### Aim of the exercise
Return a copy of every line in the records that includes the word "with".

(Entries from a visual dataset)
[start]
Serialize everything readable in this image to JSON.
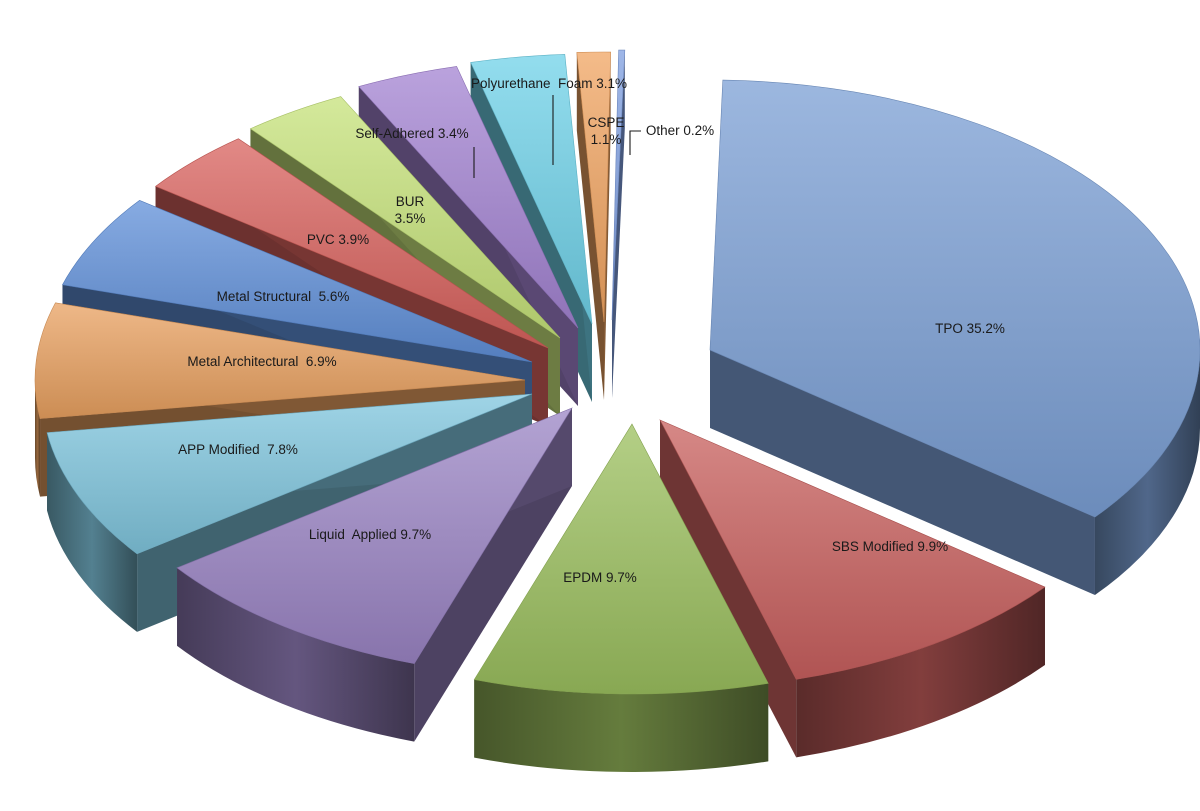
{
  "chart_data": {
    "type": "pie",
    "style": "3d-exploded",
    "title": "",
    "slices": [
      {
        "name": "TPO",
        "label_lines": [
          "TPO 35.2%"
        ],
        "value": 35.2,
        "color": "#7b9fd4"
      },
      {
        "name": "SBS Modified",
        "label_lines": [
          "SBS Modified 9.9%"
        ],
        "value": 9.9,
        "color": "#c8605e"
      },
      {
        "name": "EPDM",
        "label_lines": [
          "EPDM 9.7%"
        ],
        "value": 9.7,
        "color": "#9bbf5e"
      },
      {
        "name": "Liquid Applied",
        "label_lines": [
          "Liquid  Applied 9.7%"
        ],
        "value": 9.7,
        "color": "#9a84c4"
      },
      {
        "name": "APP Modified",
        "label_lines": [
          "APP Modified  7.8%"
        ],
        "value": 7.8,
        "color": "#7fc5dd"
      },
      {
        "name": "Metal Architectural",
        "label_lines": [
          "Metal Architectural  6.9%"
        ],
        "value": 6.9,
        "color": "#e8a060"
      },
      {
        "name": "Metal Structural",
        "label_lines": [
          "Metal Structural  5.6%"
        ],
        "value": 5.6,
        "color": "#5f8fd8"
      },
      {
        "name": "PVC",
        "label_lines": [
          "PVC 3.9%"
        ],
        "value": 3.9,
        "color": "#d8625d"
      },
      {
        "name": "BUR",
        "label_lines": [
          "BUR",
          "3.5%"
        ],
        "value": 3.5,
        "color": "#c6e27a"
      },
      {
        "name": "Self-Adhered",
        "label_lines": [
          "Self-Adhered 3.4%"
        ],
        "value": 3.4,
        "color": "#a383d1"
      },
      {
        "name": "Polyurethane Foam",
        "label_lines": [
          "Polyurethane  Foam 3.1%"
        ],
        "value": 3.1,
        "color": "#6fd1e8"
      },
      {
        "name": "CSPE",
        "label_lines": [
          "CSPE",
          "1.1%"
        ],
        "value": 1.1,
        "color": "#f0a461"
      },
      {
        "name": "Other",
        "label_lines": [
          "Other 0.2%"
        ],
        "value": 0.2,
        "color": "#7f9fe0"
      }
    ]
  }
}
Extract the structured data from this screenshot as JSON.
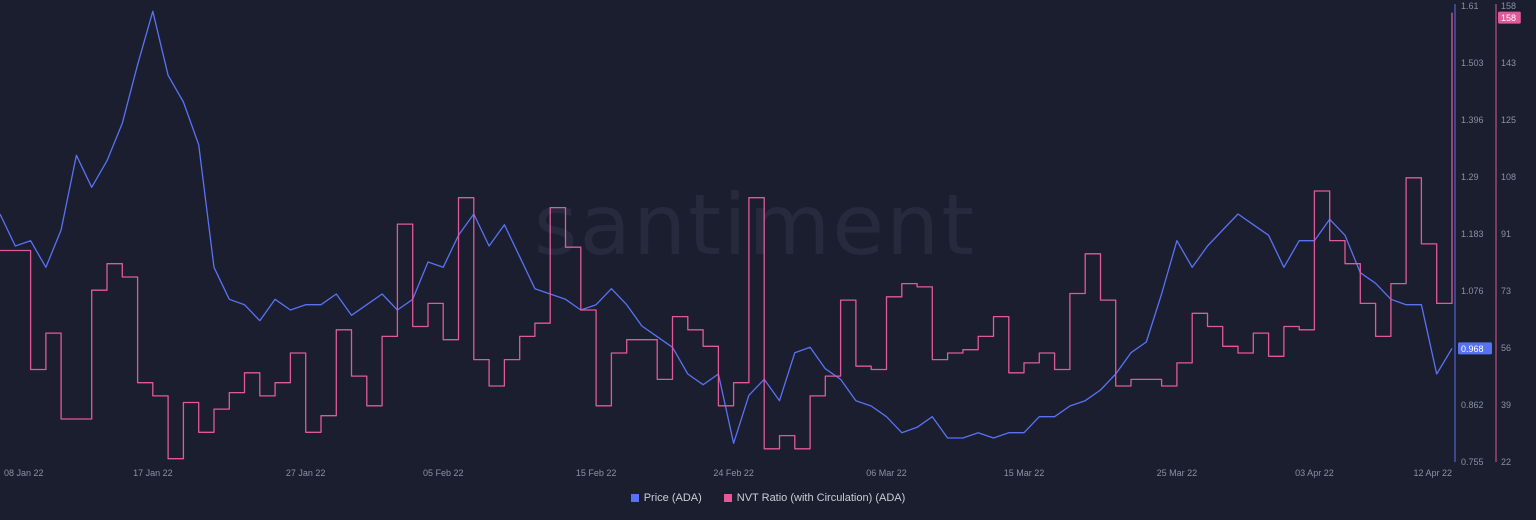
{
  "watermark": "santiment",
  "colors": {
    "background": "#1b1e2e",
    "price": "#5872f5",
    "nvt": "#e05a9a",
    "axis_text": "#8a90a6"
  },
  "legend": {
    "price_label": "Price (ADA)",
    "nvt_label": "NVT Ratio (with Circulation) (ADA)"
  },
  "chart_data": {
    "type": "line",
    "x_start": "2022-01-07",
    "x_end": "2022-04-12",
    "x_ticks": [
      "08 Jan 22",
      "17 Jan 22",
      "27 Jan 22",
      "05 Feb 22",
      "15 Feb 22",
      "24 Feb 22",
      "06 Mar 22",
      "15 Mar 22",
      "25 Mar 22",
      "03 Apr 22",
      "12 Apr 22"
    ],
    "x_tick_dates": [
      "2022-01-08",
      "2022-01-17",
      "2022-01-27",
      "2022-02-05",
      "2022-02-15",
      "2022-02-24",
      "2022-03-06",
      "2022-03-15",
      "2022-03-25",
      "2022-04-03",
      "2022-04-12"
    ],
    "grid": false,
    "legend_position": "bottom-center",
    "price_axis": {
      "ticks": [
        "1.61",
        "1.503",
        "1.396",
        "1.29",
        "1.183",
        "1.076",
        "0.968",
        "0.862",
        "0.755"
      ],
      "range": [
        0.755,
        1.61
      ],
      "current": "0.968"
    },
    "nvt_axis": {
      "ticks": [
        "158",
        "143",
        "125",
        "108",
        "91",
        "73",
        "56",
        "39",
        "22"
      ],
      "range": [
        22,
        160
      ],
      "current": "158"
    },
    "series": [
      {
        "name": "Price (ADA)",
        "axis": "price",
        "points": [
          [
            "2022-01-07",
            1.22
          ],
          [
            "2022-01-08",
            1.16
          ],
          [
            "2022-01-09",
            1.17
          ],
          [
            "2022-01-10",
            1.12
          ],
          [
            "2022-01-11",
            1.19
          ],
          [
            "2022-01-12",
            1.33
          ],
          [
            "2022-01-13",
            1.27
          ],
          [
            "2022-01-14",
            1.32
          ],
          [
            "2022-01-15",
            1.39
          ],
          [
            "2022-01-16",
            1.5
          ],
          [
            "2022-01-17",
            1.6
          ],
          [
            "2022-01-18",
            1.48
          ],
          [
            "2022-01-19",
            1.43
          ],
          [
            "2022-01-20",
            1.35
          ],
          [
            "2022-01-21",
            1.12
          ],
          [
            "2022-01-22",
            1.06
          ],
          [
            "2022-01-23",
            1.05
          ],
          [
            "2022-01-24",
            1.02
          ],
          [
            "2022-01-25",
            1.06
          ],
          [
            "2022-01-26",
            1.04
          ],
          [
            "2022-01-27",
            1.05
          ],
          [
            "2022-01-28",
            1.05
          ],
          [
            "2022-01-29",
            1.07
          ],
          [
            "2022-01-30",
            1.03
          ],
          [
            "2022-01-31",
            1.05
          ],
          [
            "2022-02-01",
            1.07
          ],
          [
            "2022-02-02",
            1.04
          ],
          [
            "2022-02-03",
            1.06
          ],
          [
            "2022-02-04",
            1.13
          ],
          [
            "2022-02-05",
            1.12
          ],
          [
            "2022-02-06",
            1.18
          ],
          [
            "2022-02-07",
            1.22
          ],
          [
            "2022-02-08",
            1.16
          ],
          [
            "2022-02-09",
            1.2
          ],
          [
            "2022-02-10",
            1.14
          ],
          [
            "2022-02-11",
            1.08
          ],
          [
            "2022-02-12",
            1.07
          ],
          [
            "2022-02-13",
            1.06
          ],
          [
            "2022-02-14",
            1.04
          ],
          [
            "2022-02-15",
            1.05
          ],
          [
            "2022-02-16",
            1.08
          ],
          [
            "2022-02-17",
            1.05
          ],
          [
            "2022-02-18",
            1.01
          ],
          [
            "2022-02-19",
            0.99
          ],
          [
            "2022-02-20",
            0.97
          ],
          [
            "2022-02-21",
            0.92
          ],
          [
            "2022-02-22",
            0.9
          ],
          [
            "2022-02-23",
            0.92
          ],
          [
            "2022-02-24",
            0.79
          ],
          [
            "2022-02-25",
            0.88
          ],
          [
            "2022-02-26",
            0.91
          ],
          [
            "2022-02-27",
            0.87
          ],
          [
            "2022-02-28",
            0.96
          ],
          [
            "2022-03-01",
            0.97
          ],
          [
            "2022-03-02",
            0.93
          ],
          [
            "2022-03-03",
            0.91
          ],
          [
            "2022-03-04",
            0.87
          ],
          [
            "2022-03-05",
            0.86
          ],
          [
            "2022-03-06",
            0.84
          ],
          [
            "2022-03-07",
            0.81
          ],
          [
            "2022-03-08",
            0.82
          ],
          [
            "2022-03-09",
            0.84
          ],
          [
            "2022-03-10",
            0.8
          ],
          [
            "2022-03-11",
            0.8
          ],
          [
            "2022-03-12",
            0.81
          ],
          [
            "2022-03-13",
            0.8
          ],
          [
            "2022-03-14",
            0.81
          ],
          [
            "2022-03-15",
            0.81
          ],
          [
            "2022-03-16",
            0.84
          ],
          [
            "2022-03-17",
            0.84
          ],
          [
            "2022-03-18",
            0.86
          ],
          [
            "2022-03-19",
            0.87
          ],
          [
            "2022-03-20",
            0.89
          ],
          [
            "2022-03-21",
            0.92
          ],
          [
            "2022-03-22",
            0.96
          ],
          [
            "2022-03-23",
            0.98
          ],
          [
            "2022-03-24",
            1.07
          ],
          [
            "2022-03-25",
            1.17
          ],
          [
            "2022-03-26",
            1.12
          ],
          [
            "2022-03-27",
            1.16
          ],
          [
            "2022-03-28",
            1.19
          ],
          [
            "2022-03-29",
            1.22
          ],
          [
            "2022-03-30",
            1.2
          ],
          [
            "2022-03-31",
            1.18
          ],
          [
            "2022-04-01",
            1.12
          ],
          [
            "2022-04-02",
            1.17
          ],
          [
            "2022-04-03",
            1.17
          ],
          [
            "2022-04-04",
            1.21
          ],
          [
            "2022-04-05",
            1.18
          ],
          [
            "2022-04-06",
            1.11
          ],
          [
            "2022-04-07",
            1.09
          ],
          [
            "2022-04-08",
            1.06
          ],
          [
            "2022-04-09",
            1.05
          ],
          [
            "2022-04-10",
            1.05
          ],
          [
            "2022-04-11",
            0.92
          ],
          [
            "2022-04-12",
            0.968
          ]
        ]
      },
      {
        "name": "NVT Ratio (with Circulation) (ADA)",
        "axis": "nvt",
        "points": [
          [
            "2022-01-07",
            86
          ],
          [
            "2022-01-09",
            50
          ],
          [
            "2022-01-10",
            61
          ],
          [
            "2022-01-11",
            35
          ],
          [
            "2022-01-13",
            74
          ],
          [
            "2022-01-14",
            82
          ],
          [
            "2022-01-15",
            78
          ],
          [
            "2022-01-16",
            46
          ],
          [
            "2022-01-17",
            42
          ],
          [
            "2022-01-18",
            23
          ],
          [
            "2022-01-19",
            40
          ],
          [
            "2022-01-20",
            31
          ],
          [
            "2022-01-21",
            38
          ],
          [
            "2022-01-22",
            43
          ],
          [
            "2022-01-23",
            49
          ],
          [
            "2022-01-24",
            42
          ],
          [
            "2022-01-25",
            46
          ],
          [
            "2022-01-26",
            55
          ],
          [
            "2022-01-27",
            31
          ],
          [
            "2022-01-28",
            36
          ],
          [
            "2022-01-29",
            62
          ],
          [
            "2022-01-30",
            48
          ],
          [
            "2022-01-31",
            39
          ],
          [
            "2022-02-01",
            60
          ],
          [
            "2022-02-02",
            94
          ],
          [
            "2022-02-03",
            63
          ],
          [
            "2022-02-04",
            70
          ],
          [
            "2022-02-05",
            59
          ],
          [
            "2022-02-06",
            102
          ],
          [
            "2022-02-07",
            53
          ],
          [
            "2022-02-08",
            45
          ],
          [
            "2022-02-09",
            53
          ],
          [
            "2022-02-10",
            60
          ],
          [
            "2022-02-11",
            64
          ],
          [
            "2022-02-12",
            99
          ],
          [
            "2022-02-13",
            87
          ],
          [
            "2022-02-14",
            68
          ],
          [
            "2022-02-15",
            39
          ],
          [
            "2022-02-16",
            55
          ],
          [
            "2022-02-17",
            59
          ],
          [
            "2022-02-18",
            59
          ],
          [
            "2022-02-19",
            47
          ],
          [
            "2022-02-20",
            66
          ],
          [
            "2022-02-21",
            62
          ],
          [
            "2022-02-22",
            57
          ],
          [
            "2022-02-23",
            39
          ],
          [
            "2022-02-24",
            46
          ],
          [
            "2022-02-25",
            102
          ],
          [
            "2022-02-26",
            26
          ],
          [
            "2022-02-27",
            30
          ],
          [
            "2022-02-28",
            26
          ],
          [
            "2022-03-01",
            42
          ],
          [
            "2022-03-02",
            48
          ],
          [
            "2022-03-03",
            71
          ],
          [
            "2022-03-04",
            51
          ],
          [
            "2022-03-05",
            50
          ],
          [
            "2022-03-06",
            72
          ],
          [
            "2022-03-07",
            76
          ],
          [
            "2022-03-08",
            75
          ],
          [
            "2022-03-09",
            53
          ],
          [
            "2022-03-10",
            55
          ],
          [
            "2022-03-11",
            56
          ],
          [
            "2022-03-12",
            60
          ],
          [
            "2022-03-13",
            66
          ],
          [
            "2022-03-14",
            49
          ],
          [
            "2022-03-15",
            52
          ],
          [
            "2022-03-16",
            55
          ],
          [
            "2022-03-17",
            50
          ],
          [
            "2022-03-18",
            73
          ],
          [
            "2022-03-19",
            85
          ],
          [
            "2022-03-20",
            71
          ],
          [
            "2022-03-21",
            45
          ],
          [
            "2022-03-22",
            47
          ],
          [
            "2022-03-23",
            47
          ],
          [
            "2022-03-24",
            45
          ],
          [
            "2022-03-25",
            52
          ],
          [
            "2022-03-26",
            67
          ],
          [
            "2022-03-27",
            63
          ],
          [
            "2022-03-28",
            57
          ],
          [
            "2022-03-29",
            55
          ],
          [
            "2022-03-30",
            61
          ],
          [
            "2022-03-31",
            54
          ],
          [
            "2022-04-01",
            63
          ],
          [
            "2022-04-02",
            62
          ],
          [
            "2022-04-03",
            104
          ],
          [
            "2022-04-04",
            89
          ],
          [
            "2022-04-05",
            82
          ],
          [
            "2022-04-06",
            70
          ],
          [
            "2022-04-07",
            60
          ],
          [
            "2022-04-08",
            76
          ],
          [
            "2022-04-09",
            108
          ],
          [
            "2022-04-10",
            88
          ],
          [
            "2022-04-11",
            70
          ],
          [
            "2022-04-12",
            158
          ]
        ]
      }
    ]
  }
}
[end]
### Solution for this exercise
    "nvt_label": "NVT Ratio (with Circulation) (ADA)"
        "name": "NVT Ratio (with Circulation) (ADA)",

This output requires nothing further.